Copy all of the material below exactly.

— begin PROVIDED RECORDS —

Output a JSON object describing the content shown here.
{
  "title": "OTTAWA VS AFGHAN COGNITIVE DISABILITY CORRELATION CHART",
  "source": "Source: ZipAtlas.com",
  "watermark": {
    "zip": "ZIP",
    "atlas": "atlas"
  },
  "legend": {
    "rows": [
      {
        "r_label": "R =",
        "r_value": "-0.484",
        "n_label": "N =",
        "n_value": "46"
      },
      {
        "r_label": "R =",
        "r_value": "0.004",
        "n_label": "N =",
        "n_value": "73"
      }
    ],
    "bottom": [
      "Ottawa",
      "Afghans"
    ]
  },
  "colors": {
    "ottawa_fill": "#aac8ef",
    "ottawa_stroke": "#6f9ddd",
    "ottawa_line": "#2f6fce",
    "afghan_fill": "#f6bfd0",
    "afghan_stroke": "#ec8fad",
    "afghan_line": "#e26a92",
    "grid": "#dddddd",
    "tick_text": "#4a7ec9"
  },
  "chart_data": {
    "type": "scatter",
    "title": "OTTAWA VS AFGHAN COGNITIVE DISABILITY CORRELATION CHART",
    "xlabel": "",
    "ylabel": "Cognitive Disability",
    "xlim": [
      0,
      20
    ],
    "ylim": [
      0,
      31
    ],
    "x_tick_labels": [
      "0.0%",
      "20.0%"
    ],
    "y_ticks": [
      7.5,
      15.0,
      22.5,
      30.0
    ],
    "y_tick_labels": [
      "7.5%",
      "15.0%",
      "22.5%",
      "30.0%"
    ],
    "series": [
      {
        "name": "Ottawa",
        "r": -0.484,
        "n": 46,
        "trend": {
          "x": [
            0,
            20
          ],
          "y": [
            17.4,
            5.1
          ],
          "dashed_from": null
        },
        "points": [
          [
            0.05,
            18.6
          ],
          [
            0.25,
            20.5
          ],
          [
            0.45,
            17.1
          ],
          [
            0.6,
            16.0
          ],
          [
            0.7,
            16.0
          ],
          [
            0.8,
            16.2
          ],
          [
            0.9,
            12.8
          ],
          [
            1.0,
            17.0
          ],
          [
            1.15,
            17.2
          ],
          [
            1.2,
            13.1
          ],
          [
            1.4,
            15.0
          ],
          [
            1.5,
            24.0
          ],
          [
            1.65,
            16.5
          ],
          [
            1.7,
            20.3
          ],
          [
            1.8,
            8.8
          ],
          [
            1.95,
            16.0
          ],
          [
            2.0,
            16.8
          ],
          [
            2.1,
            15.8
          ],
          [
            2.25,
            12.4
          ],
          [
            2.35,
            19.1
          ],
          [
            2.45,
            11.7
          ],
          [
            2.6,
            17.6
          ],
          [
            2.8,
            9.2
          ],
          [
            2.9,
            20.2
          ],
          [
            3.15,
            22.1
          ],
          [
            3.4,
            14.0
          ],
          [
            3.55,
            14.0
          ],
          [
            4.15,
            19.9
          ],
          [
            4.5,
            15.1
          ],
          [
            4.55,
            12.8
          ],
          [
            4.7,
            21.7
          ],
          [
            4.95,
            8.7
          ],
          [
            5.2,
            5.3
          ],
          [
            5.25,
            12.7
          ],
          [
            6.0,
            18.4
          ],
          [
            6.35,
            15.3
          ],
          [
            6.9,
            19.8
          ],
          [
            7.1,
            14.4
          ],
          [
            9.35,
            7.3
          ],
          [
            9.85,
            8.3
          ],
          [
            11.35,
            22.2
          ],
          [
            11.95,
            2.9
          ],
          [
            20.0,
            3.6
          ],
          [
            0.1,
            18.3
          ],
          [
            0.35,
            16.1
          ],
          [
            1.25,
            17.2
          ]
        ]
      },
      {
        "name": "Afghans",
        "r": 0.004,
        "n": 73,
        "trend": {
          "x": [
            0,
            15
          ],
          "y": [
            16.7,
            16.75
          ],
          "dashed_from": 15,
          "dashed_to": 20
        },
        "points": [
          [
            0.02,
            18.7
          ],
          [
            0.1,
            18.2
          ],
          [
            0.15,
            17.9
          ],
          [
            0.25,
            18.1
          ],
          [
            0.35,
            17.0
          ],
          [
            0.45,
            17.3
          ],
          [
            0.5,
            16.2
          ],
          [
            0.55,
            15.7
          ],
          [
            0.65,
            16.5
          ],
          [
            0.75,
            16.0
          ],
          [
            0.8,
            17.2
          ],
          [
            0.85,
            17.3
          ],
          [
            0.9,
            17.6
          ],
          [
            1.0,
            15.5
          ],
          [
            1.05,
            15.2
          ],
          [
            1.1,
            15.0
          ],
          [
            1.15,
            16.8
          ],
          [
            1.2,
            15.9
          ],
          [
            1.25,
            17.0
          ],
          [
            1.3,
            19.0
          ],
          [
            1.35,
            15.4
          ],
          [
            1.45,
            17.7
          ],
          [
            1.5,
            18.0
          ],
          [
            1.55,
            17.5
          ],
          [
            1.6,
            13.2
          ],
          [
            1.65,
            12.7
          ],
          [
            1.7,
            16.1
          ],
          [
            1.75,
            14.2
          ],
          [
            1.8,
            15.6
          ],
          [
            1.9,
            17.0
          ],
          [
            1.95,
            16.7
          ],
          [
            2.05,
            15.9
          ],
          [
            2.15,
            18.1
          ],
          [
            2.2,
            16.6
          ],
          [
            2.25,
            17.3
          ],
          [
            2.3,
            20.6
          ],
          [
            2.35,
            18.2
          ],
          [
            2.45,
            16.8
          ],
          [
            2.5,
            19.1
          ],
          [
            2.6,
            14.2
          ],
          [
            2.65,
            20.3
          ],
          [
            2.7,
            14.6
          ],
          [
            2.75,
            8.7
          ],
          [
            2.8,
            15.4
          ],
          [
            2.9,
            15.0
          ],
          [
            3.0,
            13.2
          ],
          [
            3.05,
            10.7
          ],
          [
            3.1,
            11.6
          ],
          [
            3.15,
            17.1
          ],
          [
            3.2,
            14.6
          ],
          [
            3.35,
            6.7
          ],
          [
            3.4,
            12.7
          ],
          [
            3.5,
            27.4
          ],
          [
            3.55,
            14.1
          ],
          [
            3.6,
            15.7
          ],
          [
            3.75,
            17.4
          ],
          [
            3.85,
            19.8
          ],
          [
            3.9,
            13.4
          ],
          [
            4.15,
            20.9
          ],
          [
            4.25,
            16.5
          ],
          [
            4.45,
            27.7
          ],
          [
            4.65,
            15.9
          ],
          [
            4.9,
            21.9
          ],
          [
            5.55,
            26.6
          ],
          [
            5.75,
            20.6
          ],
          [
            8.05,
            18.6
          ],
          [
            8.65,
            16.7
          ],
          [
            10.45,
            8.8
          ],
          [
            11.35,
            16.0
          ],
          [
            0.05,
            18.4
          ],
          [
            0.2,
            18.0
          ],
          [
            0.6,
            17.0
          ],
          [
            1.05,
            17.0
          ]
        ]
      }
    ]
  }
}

— end PROVIDED RECORDS —

> [CORRECT RESULT]
Output a JSON object describing the content shown here.
{
  "title": "OTTAWA VS AFGHAN COGNITIVE DISABILITY CORRELATION CHART",
  "source": "Source: ZipAtlas.com",
  "watermark": {
    "zip": "ZIP",
    "atlas": "atlas"
  },
  "legend": {
    "rows": [
      {
        "r_label": "R =",
        "r_value": "-0.484",
        "n_label": "N =",
        "n_value": "46"
      },
      {
        "r_label": "R =",
        "r_value": "0.004",
        "n_label": "N =",
        "n_value": "73"
      }
    ],
    "bottom": [
      "Ottawa",
      "Afghans"
    ]
  },
  "colors": {
    "ottawa_fill": "#aac8ef",
    "ottawa_stroke": "#6f9ddd",
    "ottawa_line": "#2f6fce",
    "afghan_fill": "#f6bfd0",
    "afghan_stroke": "#ec8fad",
    "afghan_line": "#e26a92",
    "grid": "#dddddd",
    "tick_text": "#4a7ec9"
  },
  "chart_data": {
    "type": "scatter",
    "title": "OTTAWA VS AFGHAN COGNITIVE DISABILITY CORRELATION CHART",
    "xlabel": "",
    "ylabel": "Cognitive Disability",
    "xlim": [
      0,
      20
    ],
    "ylim": [
      0,
      31
    ],
    "x_tick_labels": [
      "0.0%",
      "20.0%"
    ],
    "y_ticks": [
      7.5,
      15.0,
      22.5,
      30.0
    ],
    "y_tick_labels": [
      "7.5%",
      "15.0%",
      "22.5%",
      "30.0%"
    ],
    "series": [
      {
        "name": "Ottawa",
        "r": -0.484,
        "n": 46,
        "trend": {
          "x": [
            0,
            20
          ],
          "y": [
            17.4,
            5.1
          ],
          "dashed_from": null
        },
        "points": [
          [
            0.05,
            18.6
          ],
          [
            0.25,
            20.5
          ],
          [
            0.45,
            17.1
          ],
          [
            0.6,
            16.0
          ],
          [
            0.7,
            16.0
          ],
          [
            0.8,
            16.2
          ],
          [
            0.9,
            12.8
          ],
          [
            1.0,
            17.0
          ],
          [
            1.15,
            17.2
          ],
          [
            1.2,
            13.1
          ],
          [
            1.4,
            15.0
          ],
          [
            1.5,
            24.0
          ],
          [
            1.65,
            16.5
          ],
          [
            1.7,
            20.3
          ],
          [
            1.8,
            8.8
          ],
          [
            1.95,
            16.0
          ],
          [
            2.0,
            16.8
          ],
          [
            2.1,
            15.8
          ],
          [
            2.25,
            12.4
          ],
          [
            2.35,
            19.1
          ],
          [
            2.45,
            11.7
          ],
          [
            2.6,
            17.6
          ],
          [
            2.8,
            9.2
          ],
          [
            2.9,
            20.2
          ],
          [
            3.15,
            22.1
          ],
          [
            3.4,
            14.0
          ],
          [
            3.55,
            14.0
          ],
          [
            4.15,
            19.9
          ],
          [
            4.5,
            15.1
          ],
          [
            4.55,
            12.8
          ],
          [
            4.7,
            21.7
          ],
          [
            4.95,
            8.7
          ],
          [
            5.2,
            5.3
          ],
          [
            5.25,
            12.7
          ],
          [
            6.0,
            18.4
          ],
          [
            6.35,
            15.3
          ],
          [
            6.9,
            19.8
          ],
          [
            7.1,
            14.4
          ],
          [
            9.35,
            7.3
          ],
          [
            9.85,
            8.3
          ],
          [
            11.35,
            22.2
          ],
          [
            11.95,
            2.9
          ],
          [
            20.0,
            3.6
          ],
          [
            0.1,
            18.3
          ],
          [
            0.35,
            16.1
          ],
          [
            1.25,
            17.2
          ]
        ]
      },
      {
        "name": "Afghans",
        "r": 0.004,
        "n": 73,
        "trend": {
          "x": [
            0,
            15
          ],
          "y": [
            16.7,
            16.75
          ],
          "dashed_from": 15,
          "dashed_to": 20
        },
        "points": [
          [
            0.02,
            18.7
          ],
          [
            0.1,
            18.2
          ],
          [
            0.15,
            17.9
          ],
          [
            0.25,
            18.1
          ],
          [
            0.35,
            17.0
          ],
          [
            0.45,
            17.3
          ],
          [
            0.5,
            16.2
          ],
          [
            0.55,
            15.7
          ],
          [
            0.65,
            16.5
          ],
          [
            0.75,
            16.0
          ],
          [
            0.8,
            17.2
          ],
          [
            0.85,
            17.3
          ],
          [
            0.9,
            17.6
          ],
          [
            1.0,
            15.5
          ],
          [
            1.05,
            15.2
          ],
          [
            1.1,
            15.0
          ],
          [
            1.15,
            16.8
          ],
          [
            1.2,
            15.9
          ],
          [
            1.25,
            17.0
          ],
          [
            1.3,
            19.0
          ],
          [
            1.35,
            15.4
          ],
          [
            1.45,
            17.7
          ],
          [
            1.5,
            18.0
          ],
          [
            1.55,
            17.5
          ],
          [
            1.6,
            13.2
          ],
          [
            1.65,
            12.7
          ],
          [
            1.7,
            16.1
          ],
          [
            1.75,
            14.2
          ],
          [
            1.8,
            15.6
          ],
          [
            1.9,
            17.0
          ],
          [
            1.95,
            16.7
          ],
          [
            2.05,
            15.9
          ],
          [
            2.15,
            18.1
          ],
          [
            2.2,
            16.6
          ],
          [
            2.25,
            17.3
          ],
          [
            2.3,
            20.6
          ],
          [
            2.35,
            18.2
          ],
          [
            2.45,
            16.8
          ],
          [
            2.5,
            19.1
          ],
          [
            2.6,
            14.2
          ],
          [
            2.65,
            20.3
          ],
          [
            2.7,
            14.6
          ],
          [
            2.75,
            8.7
          ],
          [
            2.8,
            15.4
          ],
          [
            2.9,
            15.0
          ],
          [
            3.0,
            13.2
          ],
          [
            3.05,
            10.7
          ],
          [
            3.1,
            11.6
          ],
          [
            3.15,
            17.1
          ],
          [
            3.2,
            14.6
          ],
          [
            3.35,
            6.7
          ],
          [
            3.4,
            12.7
          ],
          [
            3.5,
            27.4
          ],
          [
            3.55,
            14.1
          ],
          [
            3.6,
            15.7
          ],
          [
            3.75,
            17.4
          ],
          [
            3.85,
            19.8
          ],
          [
            3.9,
            13.4
          ],
          [
            4.15,
            20.9
          ],
          [
            4.25,
            16.5
          ],
          [
            4.45,
            27.7
          ],
          [
            4.65,
            15.9
          ],
          [
            4.9,
            21.9
          ],
          [
            5.55,
            26.6
          ],
          [
            5.75,
            20.6
          ],
          [
            8.05,
            18.6
          ],
          [
            8.65,
            16.7
          ],
          [
            10.45,
            8.8
          ],
          [
            11.35,
            16.0
          ],
          [
            0.05,
            18.4
          ],
          [
            0.2,
            18.0
          ],
          [
            0.6,
            17.0
          ],
          [
            1.05,
            17.0
          ]
        ]
      }
    ]
  }
}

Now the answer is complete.